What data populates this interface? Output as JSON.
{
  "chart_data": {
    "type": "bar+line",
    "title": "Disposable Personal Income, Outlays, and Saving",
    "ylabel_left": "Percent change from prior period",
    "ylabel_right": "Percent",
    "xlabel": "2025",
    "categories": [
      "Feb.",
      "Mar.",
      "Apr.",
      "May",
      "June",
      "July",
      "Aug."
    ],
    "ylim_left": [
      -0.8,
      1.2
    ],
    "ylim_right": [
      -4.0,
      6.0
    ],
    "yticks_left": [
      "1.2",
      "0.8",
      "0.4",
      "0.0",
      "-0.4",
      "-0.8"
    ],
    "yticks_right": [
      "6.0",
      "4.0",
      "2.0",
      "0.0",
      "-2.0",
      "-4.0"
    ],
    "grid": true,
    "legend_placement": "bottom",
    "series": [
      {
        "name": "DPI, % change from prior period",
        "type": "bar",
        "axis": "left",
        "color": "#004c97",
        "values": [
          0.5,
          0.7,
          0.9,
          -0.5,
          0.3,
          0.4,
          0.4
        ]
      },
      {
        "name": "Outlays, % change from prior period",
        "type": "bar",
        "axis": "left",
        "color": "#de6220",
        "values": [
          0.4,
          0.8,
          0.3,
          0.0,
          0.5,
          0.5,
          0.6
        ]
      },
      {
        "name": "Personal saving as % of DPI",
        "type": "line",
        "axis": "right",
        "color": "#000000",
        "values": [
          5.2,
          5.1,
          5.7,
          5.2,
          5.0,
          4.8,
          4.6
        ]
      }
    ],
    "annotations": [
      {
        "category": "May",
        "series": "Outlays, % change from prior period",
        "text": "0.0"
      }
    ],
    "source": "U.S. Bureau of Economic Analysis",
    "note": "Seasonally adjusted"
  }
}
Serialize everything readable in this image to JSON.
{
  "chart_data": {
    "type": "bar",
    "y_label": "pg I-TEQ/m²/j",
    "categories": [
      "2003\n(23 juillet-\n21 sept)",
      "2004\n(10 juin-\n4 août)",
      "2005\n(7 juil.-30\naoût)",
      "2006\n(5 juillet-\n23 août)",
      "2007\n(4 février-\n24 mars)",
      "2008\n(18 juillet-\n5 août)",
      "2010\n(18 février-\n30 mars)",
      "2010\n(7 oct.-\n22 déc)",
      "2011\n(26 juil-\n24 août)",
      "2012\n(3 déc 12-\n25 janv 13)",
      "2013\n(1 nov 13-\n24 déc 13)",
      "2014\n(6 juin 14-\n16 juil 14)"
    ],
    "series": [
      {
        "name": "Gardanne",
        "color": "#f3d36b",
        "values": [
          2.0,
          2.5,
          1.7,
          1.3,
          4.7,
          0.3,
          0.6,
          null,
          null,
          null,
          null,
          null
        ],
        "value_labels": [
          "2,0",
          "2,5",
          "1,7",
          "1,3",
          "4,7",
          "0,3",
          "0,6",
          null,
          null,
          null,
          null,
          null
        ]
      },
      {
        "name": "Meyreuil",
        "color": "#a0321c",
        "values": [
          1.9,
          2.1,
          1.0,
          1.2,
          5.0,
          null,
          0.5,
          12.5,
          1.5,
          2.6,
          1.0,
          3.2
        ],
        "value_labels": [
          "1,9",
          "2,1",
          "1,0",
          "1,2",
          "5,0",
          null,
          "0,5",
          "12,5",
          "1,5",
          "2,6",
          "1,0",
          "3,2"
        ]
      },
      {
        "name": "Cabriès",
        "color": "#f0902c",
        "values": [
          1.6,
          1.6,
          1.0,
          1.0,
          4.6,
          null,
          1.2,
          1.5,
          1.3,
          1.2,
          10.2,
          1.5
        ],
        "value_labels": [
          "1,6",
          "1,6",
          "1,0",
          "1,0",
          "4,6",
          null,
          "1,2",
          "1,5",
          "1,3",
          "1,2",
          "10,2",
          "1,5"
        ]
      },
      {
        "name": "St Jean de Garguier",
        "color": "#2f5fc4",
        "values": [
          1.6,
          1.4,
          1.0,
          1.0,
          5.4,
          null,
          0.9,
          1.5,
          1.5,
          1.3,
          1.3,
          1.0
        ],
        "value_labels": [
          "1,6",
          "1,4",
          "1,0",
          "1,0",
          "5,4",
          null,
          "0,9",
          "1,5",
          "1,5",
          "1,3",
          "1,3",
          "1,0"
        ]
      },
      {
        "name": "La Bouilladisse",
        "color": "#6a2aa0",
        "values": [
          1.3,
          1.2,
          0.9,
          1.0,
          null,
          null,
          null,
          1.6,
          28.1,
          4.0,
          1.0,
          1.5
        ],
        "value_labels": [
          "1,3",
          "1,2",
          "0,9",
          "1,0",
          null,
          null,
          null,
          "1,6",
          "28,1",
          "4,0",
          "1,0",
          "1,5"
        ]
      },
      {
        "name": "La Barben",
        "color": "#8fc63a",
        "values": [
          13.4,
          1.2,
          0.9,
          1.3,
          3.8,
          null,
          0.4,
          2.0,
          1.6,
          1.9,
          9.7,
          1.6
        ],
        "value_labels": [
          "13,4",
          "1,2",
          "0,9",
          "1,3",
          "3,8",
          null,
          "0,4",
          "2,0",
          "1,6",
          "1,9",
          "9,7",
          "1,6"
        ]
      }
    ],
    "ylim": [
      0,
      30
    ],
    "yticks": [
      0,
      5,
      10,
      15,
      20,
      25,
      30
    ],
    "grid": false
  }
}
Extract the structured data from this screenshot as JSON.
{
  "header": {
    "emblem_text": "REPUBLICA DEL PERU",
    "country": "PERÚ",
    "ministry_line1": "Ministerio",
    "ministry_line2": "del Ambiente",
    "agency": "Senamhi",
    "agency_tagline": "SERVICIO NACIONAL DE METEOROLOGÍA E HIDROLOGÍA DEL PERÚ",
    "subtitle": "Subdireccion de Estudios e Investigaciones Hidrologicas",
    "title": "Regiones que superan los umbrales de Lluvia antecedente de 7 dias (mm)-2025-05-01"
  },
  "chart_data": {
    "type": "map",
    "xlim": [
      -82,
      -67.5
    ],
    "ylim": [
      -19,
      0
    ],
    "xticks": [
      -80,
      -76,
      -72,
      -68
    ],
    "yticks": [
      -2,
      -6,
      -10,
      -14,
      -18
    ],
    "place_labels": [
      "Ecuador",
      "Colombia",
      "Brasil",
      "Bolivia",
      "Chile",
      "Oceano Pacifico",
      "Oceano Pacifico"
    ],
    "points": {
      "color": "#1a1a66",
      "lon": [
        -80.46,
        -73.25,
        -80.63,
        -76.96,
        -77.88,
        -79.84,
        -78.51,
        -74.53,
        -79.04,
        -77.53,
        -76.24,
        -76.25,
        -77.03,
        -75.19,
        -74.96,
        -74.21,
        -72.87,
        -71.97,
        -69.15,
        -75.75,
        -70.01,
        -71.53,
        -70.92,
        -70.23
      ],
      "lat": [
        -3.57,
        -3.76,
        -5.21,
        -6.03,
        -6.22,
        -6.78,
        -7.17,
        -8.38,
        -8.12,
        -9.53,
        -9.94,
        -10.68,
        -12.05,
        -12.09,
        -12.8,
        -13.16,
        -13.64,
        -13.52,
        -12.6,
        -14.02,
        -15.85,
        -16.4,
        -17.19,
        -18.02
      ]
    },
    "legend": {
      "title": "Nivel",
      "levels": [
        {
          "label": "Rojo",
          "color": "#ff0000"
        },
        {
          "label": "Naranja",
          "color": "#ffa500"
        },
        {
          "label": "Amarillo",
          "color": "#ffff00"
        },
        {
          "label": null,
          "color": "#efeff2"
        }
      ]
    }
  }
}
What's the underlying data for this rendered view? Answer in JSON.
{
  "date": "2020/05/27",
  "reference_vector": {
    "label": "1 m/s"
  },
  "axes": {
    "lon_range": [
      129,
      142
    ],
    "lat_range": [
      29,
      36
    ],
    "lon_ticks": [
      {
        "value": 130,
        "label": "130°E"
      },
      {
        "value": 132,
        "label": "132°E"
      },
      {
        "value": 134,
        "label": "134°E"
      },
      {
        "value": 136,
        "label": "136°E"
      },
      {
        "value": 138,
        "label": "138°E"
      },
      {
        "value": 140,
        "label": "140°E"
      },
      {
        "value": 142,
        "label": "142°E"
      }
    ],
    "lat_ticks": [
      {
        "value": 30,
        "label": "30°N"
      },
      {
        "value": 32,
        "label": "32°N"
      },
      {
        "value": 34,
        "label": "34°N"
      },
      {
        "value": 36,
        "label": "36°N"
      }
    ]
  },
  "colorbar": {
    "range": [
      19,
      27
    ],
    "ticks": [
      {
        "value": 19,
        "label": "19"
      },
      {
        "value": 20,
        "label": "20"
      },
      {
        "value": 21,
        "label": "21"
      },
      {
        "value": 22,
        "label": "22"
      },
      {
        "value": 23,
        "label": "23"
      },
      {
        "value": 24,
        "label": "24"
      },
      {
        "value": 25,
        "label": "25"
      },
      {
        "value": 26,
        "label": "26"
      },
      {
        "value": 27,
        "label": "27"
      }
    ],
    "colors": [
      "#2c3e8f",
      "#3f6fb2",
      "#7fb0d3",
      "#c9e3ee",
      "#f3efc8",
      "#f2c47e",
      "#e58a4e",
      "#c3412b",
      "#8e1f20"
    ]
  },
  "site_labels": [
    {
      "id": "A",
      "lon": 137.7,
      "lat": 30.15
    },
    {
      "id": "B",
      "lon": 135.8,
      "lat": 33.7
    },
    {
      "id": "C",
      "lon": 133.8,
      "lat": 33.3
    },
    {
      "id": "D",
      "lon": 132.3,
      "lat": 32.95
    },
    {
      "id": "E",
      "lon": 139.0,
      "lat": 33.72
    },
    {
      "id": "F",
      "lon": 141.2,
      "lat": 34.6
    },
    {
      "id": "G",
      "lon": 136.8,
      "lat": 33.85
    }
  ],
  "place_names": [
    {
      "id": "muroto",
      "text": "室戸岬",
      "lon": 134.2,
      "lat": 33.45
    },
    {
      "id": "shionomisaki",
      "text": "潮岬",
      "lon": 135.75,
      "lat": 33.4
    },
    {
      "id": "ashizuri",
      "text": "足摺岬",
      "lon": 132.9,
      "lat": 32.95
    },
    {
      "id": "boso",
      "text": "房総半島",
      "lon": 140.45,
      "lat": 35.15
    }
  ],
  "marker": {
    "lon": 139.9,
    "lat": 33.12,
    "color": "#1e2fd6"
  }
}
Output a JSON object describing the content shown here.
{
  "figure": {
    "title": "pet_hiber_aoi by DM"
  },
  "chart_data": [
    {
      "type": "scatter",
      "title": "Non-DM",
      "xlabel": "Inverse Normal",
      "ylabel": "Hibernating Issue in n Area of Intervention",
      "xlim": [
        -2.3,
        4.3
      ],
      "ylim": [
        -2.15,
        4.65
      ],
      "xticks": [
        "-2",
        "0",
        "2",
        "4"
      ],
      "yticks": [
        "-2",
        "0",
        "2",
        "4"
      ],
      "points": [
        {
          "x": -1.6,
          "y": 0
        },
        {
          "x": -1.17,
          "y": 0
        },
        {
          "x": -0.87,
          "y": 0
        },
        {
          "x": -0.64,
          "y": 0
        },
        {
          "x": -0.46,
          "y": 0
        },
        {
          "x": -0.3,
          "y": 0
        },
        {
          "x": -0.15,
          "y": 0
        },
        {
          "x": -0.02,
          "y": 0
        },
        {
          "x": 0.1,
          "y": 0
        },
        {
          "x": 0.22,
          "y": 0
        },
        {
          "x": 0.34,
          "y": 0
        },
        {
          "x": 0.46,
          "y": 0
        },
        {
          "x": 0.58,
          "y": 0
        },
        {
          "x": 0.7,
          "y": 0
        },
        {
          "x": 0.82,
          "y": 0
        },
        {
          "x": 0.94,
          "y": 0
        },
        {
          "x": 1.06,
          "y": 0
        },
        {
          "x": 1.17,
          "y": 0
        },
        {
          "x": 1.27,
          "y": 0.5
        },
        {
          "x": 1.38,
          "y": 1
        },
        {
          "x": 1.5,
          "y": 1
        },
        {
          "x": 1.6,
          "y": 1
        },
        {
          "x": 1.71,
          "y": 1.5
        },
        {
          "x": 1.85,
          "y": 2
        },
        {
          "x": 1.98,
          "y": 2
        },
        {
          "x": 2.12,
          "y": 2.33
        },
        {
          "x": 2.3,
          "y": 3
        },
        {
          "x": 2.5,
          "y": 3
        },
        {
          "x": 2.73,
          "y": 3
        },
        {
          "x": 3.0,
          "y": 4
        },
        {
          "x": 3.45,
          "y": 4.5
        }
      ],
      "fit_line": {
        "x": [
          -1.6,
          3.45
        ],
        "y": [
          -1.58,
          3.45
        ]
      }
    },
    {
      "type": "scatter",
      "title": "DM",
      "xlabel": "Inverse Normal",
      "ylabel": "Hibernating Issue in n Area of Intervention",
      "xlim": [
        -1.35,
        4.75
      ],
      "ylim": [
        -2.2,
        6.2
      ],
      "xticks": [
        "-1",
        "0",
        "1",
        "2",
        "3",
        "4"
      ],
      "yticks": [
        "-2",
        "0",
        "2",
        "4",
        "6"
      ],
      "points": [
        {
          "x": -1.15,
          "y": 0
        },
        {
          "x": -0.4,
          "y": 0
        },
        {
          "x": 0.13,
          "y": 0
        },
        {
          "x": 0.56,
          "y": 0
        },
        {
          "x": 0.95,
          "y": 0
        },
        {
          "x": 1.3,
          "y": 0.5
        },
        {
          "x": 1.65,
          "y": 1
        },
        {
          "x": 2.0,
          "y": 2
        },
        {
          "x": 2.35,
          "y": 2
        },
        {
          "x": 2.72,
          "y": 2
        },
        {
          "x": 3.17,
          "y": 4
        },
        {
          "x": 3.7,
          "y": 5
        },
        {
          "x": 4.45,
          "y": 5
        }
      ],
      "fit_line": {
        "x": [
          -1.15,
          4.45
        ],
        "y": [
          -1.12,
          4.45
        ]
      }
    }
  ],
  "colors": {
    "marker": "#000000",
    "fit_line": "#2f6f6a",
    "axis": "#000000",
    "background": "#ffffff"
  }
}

-------------------------

- Task goal: Look over the listing above. Pick out and copy every line that includes "Percent".

- Written answer:
    "ylabel_left": "Percent change from prior period",
    "ylabel_right": "Percent",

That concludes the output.